■ Task goal
Extract every record, keeping each one exactly as it is.

Recorded data

begin

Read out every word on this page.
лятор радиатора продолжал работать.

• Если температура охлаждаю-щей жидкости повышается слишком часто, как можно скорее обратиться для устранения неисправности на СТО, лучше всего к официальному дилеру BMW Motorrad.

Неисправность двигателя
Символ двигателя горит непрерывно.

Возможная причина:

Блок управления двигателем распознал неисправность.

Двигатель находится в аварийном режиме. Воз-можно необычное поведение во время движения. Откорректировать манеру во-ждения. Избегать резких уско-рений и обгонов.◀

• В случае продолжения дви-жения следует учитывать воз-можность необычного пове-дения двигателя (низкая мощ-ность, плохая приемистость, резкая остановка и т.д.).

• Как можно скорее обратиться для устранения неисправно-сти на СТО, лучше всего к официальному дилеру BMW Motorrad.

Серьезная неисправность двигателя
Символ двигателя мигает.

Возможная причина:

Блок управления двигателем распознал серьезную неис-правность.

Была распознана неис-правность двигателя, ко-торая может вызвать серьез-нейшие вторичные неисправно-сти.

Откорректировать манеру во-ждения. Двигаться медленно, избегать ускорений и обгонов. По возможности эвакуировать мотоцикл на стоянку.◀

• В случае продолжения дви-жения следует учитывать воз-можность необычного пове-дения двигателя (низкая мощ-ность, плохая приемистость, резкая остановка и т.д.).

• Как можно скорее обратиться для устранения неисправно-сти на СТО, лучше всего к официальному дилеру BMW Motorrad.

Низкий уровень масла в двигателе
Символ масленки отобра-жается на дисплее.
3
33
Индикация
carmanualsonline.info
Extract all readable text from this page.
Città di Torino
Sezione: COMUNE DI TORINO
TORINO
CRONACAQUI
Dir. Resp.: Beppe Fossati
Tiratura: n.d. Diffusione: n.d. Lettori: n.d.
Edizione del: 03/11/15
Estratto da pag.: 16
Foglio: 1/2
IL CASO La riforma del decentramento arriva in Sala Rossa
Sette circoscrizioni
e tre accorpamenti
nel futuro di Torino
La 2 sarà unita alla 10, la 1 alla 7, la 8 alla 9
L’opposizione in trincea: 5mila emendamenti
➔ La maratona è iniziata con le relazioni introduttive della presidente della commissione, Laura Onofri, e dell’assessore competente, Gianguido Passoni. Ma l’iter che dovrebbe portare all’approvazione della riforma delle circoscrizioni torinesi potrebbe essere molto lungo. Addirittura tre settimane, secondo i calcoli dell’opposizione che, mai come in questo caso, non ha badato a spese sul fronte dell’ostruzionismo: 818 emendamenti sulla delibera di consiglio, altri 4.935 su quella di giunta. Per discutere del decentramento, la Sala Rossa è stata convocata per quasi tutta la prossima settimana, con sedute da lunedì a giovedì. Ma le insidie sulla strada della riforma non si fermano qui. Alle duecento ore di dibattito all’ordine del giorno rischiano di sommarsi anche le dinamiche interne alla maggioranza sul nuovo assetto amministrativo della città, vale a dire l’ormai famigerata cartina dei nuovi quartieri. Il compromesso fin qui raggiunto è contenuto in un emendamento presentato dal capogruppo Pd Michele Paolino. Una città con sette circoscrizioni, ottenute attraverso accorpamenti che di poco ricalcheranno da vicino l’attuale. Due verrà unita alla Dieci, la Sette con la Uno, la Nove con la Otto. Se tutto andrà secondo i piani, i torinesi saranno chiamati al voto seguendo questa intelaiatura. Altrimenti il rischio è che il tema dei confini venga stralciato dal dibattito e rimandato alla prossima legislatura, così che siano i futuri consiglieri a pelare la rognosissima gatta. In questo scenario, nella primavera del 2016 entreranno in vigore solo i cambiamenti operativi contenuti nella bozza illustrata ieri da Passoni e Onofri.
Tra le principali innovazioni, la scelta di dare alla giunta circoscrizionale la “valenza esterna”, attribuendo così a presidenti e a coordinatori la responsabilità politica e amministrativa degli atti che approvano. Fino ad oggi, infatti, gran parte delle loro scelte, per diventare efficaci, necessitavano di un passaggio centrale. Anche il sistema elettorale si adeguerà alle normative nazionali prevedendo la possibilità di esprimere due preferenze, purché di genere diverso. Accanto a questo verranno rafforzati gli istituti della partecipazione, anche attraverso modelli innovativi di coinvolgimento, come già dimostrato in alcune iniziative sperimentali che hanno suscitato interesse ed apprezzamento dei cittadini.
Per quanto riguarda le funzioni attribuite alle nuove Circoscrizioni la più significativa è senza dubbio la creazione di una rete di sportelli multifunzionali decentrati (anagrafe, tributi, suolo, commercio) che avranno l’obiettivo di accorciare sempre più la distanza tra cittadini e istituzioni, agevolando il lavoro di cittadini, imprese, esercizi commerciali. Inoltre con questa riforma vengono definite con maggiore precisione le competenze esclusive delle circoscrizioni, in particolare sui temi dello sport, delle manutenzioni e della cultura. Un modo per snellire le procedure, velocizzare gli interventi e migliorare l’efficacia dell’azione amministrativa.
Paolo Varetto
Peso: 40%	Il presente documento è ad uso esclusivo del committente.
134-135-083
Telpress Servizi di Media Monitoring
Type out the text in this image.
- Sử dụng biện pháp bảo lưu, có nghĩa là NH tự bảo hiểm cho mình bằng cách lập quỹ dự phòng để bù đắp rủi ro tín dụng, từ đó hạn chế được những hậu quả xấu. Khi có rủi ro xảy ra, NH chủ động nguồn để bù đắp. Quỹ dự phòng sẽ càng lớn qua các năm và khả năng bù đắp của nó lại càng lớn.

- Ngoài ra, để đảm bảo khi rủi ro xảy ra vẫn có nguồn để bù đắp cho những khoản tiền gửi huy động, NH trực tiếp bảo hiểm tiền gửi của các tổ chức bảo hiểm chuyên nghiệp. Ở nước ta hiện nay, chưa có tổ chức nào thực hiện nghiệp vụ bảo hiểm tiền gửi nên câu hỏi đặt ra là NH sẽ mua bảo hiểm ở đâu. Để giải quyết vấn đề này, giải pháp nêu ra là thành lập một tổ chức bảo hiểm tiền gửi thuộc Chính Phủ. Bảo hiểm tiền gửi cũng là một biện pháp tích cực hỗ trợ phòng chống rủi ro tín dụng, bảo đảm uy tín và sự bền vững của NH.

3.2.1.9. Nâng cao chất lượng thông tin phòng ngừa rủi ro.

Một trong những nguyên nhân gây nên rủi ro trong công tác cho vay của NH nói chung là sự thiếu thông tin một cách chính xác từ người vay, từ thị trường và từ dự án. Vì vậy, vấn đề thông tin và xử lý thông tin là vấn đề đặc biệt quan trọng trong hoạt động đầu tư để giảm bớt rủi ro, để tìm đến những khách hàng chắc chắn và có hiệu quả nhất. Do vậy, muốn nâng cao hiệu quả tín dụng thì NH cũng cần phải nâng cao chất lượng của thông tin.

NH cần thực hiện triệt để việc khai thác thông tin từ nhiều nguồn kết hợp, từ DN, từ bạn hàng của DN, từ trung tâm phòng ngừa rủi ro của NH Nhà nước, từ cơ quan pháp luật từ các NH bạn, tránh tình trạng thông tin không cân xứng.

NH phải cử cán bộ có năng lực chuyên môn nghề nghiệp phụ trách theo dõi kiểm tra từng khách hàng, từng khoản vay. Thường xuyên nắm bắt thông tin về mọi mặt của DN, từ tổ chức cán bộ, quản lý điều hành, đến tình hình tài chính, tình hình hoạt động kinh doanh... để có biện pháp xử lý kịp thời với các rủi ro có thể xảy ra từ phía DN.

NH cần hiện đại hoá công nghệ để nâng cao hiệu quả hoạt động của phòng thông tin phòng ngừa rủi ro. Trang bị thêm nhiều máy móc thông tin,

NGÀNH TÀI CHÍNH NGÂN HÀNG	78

end

■ Problem solution
Read out every word on this page.
лятор радиатора продолжал работать.

• Если температура охлаждаю-щей жидкости повышается слишком часто, как можно скорее обратиться для устранения неисправности на СТО, лучше всего к официальному дилеру BMW Motorrad.

Неисправность двигателя
Символ двигателя горит непрерывно.

Возможная причина:

Блок управления двигателем распознал неисправность.

Двигатель находится в аварийном режиме. Воз-можно необычное поведение во время движения. Откорректировать манеру во-ждения. Избегать резких уско-рений и обгонов.◀

• В случае продолжения дви-жения следует учитывать воз-можность необычного пове-дения двигателя (низкая мощ-ность, плохая приемистость, резкая остановка и т.д.).

• Как можно скорее обратиться для устранения неисправно-сти на СТО, лучше всего к официальному дилеру BMW Motorrad.

Серьезная неисправность двигателя
Символ двигателя мигает.

Возможная причина:

Блок управления двигателем распознал серьезную неис-правность.

Была распознана неис-правность двигателя, ко-торая может вызвать серьез-нейшие вторичные неисправно-сти.

Откорректировать манеру во-ждения. Двигаться медленно, избегать ускорений и обгонов. По возможности эвакуировать мотоцикл на стоянку.◀

• В случае продолжения дви-жения следует учитывать воз-можность необычного пове-дения двигателя (низкая мощ-ность, плохая приемистость, резкая остановка и т.д.).

• Как можно скорее обратиться для устранения неисправно-сти на СТО, лучше всего к официальному дилеру BMW Motorrad.

Низкий уровень масла в двигателе
Символ масленки отобра-жается на дисплее.
3
33
Индикация
carmanualsonline.info
Extract all readable text from this page.
Città di Torino
Sezione: COMUNE DI TORINO
TORINO
CRONACAQUI
Dir. Resp.: Beppe Fossati
Tiratura: n.d. Diffusione: n.d. Lettori: n.d.
Edizione del: 03/11/15
Estratto da pag.: 16
Foglio: 1/2
IL CASO La riforma del decentramento arriva in Sala Rossa
Sette circoscrizioni
e tre accorpamenti
nel futuro di Torino
La 2 sarà unita alla 10, la 1 alla 7, la 8 alla 9
L’opposizione in trincea: 5mila emendamenti
➔ La maratona è iniziata con le relazioni introduttive della presidente della commissione, Laura Onofri, e dell’assessore competente, Gianguido Passoni. Ma l’iter che dovrebbe portare all’approvazione della riforma delle circoscrizioni torinesi potrebbe essere molto lungo. Addirittura tre settimane, secondo i calcoli dell’opposizione che, mai come in questo caso, non ha badato a spese sul fronte dell’ostruzionismo: 818 emendamenti sulla delibera di consiglio, altri 4.935 su quella di giunta. Per discutere del decentramento, la Sala Rossa è stata convocata per quasi tutta la prossima settimana, con sedute da lunedì a giovedì. Ma le insidie sulla strada della riforma non si fermano qui. Alle duecento ore di dibattito all’ordine del giorno rischiano di sommarsi anche le dinamiche interne alla maggioranza sul nuovo assetto amministrativo della città, vale a dire l’ormai famigerata cartina dei nuovi quartieri. Il compromesso fin qui raggiunto è contenuto in un emendamento presentato dal capogruppo Pd Michele Paolino. Una città con sette circoscrizioni, ottenute attraverso accorpamenti che di poco ricalcheranno da vicino l’attuale. Due verrà unita alla Dieci, la Sette con la Uno, la Nove con la Otto. Se tutto andrà secondo i piani, i torinesi saranno chiamati al voto seguendo questa intelaiatura. Altrimenti il rischio è che il tema dei confini venga stralciato dal dibattito e rimandato alla prossima legislatura, così che siano i futuri consiglieri a pelare la rognosissima gatta. In questo scenario, nella primavera del 2016 entreranno in vigore solo i cambiamenti operativi contenuti nella bozza illustrata ieri da Passoni e Onofri.
Tra le principali innovazioni, la scelta di dare alla giunta circoscrizionale la “valenza esterna”, attribuendo così a presidenti e a coordinatori la responsabilità politica e amministrativa degli atti che approvano. Fino ad oggi, infatti, gran parte delle loro scelte, per diventare efficaci, necessitavano di un passaggio centrale. Anche il sistema elettorale si adeguerà alle normative nazionali prevedendo la possibilità di esprimere due preferenze, purché di genere diverso. Accanto a questo verranno rafforzati gli istituti della partecipazione, anche attraverso modelli innovativi di coinvolgimento, come già dimostrato in alcune iniziative sperimentali che hanno suscitato interesse ed apprezzamento dei cittadini.
Per quanto riguarda le funzioni attribuite alle nuove Circoscrizioni la più significativa è senza dubbio la creazione di una rete di sportelli multifunzionali decentrati (anagrafe, tributi, suolo, commercio) che avranno l’obiettivo di accorciare sempre più la distanza tra cittadini e istituzioni, agevolando il lavoro di cittadini, imprese, esercizi commerciali. Inoltre con questa riforma vengono definite con maggiore precisione le competenze esclusive delle circoscrizioni, in particolare sui temi dello sport, delle manutenzioni e della cultura. Un modo per snellire le procedure, velocizzare gli interventi e migliorare l’efficacia dell’azione amministrativa.
Paolo Varetto
Peso: 40%	Il presente documento è ad uso esclusivo del committente.
134-135-083
Telpress Servizi di Media Monitoring
Type out the text in this image.
- Sử dụng biện pháp bảo lưu, có nghĩa là NH tự bảo hiểm cho mình bằng cách lập quỹ dự phòng để bù đắp rủi ro tín dụng, từ đó hạn chế được những hậu quả xấu. Khi có rủi ro xảy ra, NH chủ động nguồn để bù đắp. Quỹ dự phòng sẽ càng lớn qua các năm và khả năng bù đắp của nó lại càng lớn.

- Ngoài ra, để đảm bảo khi rủi ro xảy ra vẫn có nguồn để bù đắp cho những khoản tiền gửi huy động, NH trực tiếp bảo hiểm tiền gửi của các tổ chức bảo hiểm chuyên nghiệp. Ở nước ta hiện nay, chưa có tổ chức nào thực hiện nghiệp vụ bảo hiểm tiền gửi nên câu hỏi đặt ra là NH sẽ mua bảo hiểm ở đâu. Để giải quyết vấn đề này, giải pháp nêu ra là thành lập một tổ chức bảo hiểm tiền gửi thuộc Chính Phủ. Bảo hiểm tiền gửi cũng là một biện pháp tích cực hỗ trợ phòng chống rủi ro tín dụng, bảo đảm uy tín và sự bền vững của NH.

3.2.1.9. Nâng cao chất lượng thông tin phòng ngừa rủi ro.

Một trong những nguyên nhân gây nên rủi ro trong công tác cho vay của NH nói chung là sự thiếu thông tin một cách chính xác từ người vay, từ thị trường và từ dự án. Vì vậy, vấn đề thông tin và xử lý thông tin là vấn đề đặc biệt quan trọng trong hoạt động đầu tư để giảm bớt rủi ro, để tìm đến những khách hàng chắc chắn và có hiệu quả nhất. Do vậy, muốn nâng cao hiệu quả tín dụng thì NH cũng cần phải nâng cao chất lượng của thông tin.

NH cần thực hiện triệt để việc khai thác thông tin từ nhiều nguồn kết hợp, từ DN, từ bạn hàng của DN, từ trung tâm phòng ngừa rủi ro của NH Nhà nước, từ cơ quan pháp luật từ các NH bạn, tránh tình trạng thông tin không cân xứng.

NH phải cử cán bộ có năng lực chuyên môn nghề nghiệp phụ trách theo dõi kiểm tra từng khách hàng, từng khoản vay. Thường xuyên nắm bắt thông tin về mọi mặt của DN, từ tổ chức cán bộ, quản lý điều hành, đến tình hình tài chính, tình hình hoạt động kinh doanh... để có biện pháp xử lý kịp thời với các rủi ro có thể xảy ra từ phía DN.

NH cần hiện đại hoá công nghệ để nâng cao hiệu quả hoạt động của phòng thông tin phòng ngừa rủi ro. Trang bị thêm nhiều máy móc thông tin,

NGÀNH TÀI CHÍNH NGÂN HÀNG	78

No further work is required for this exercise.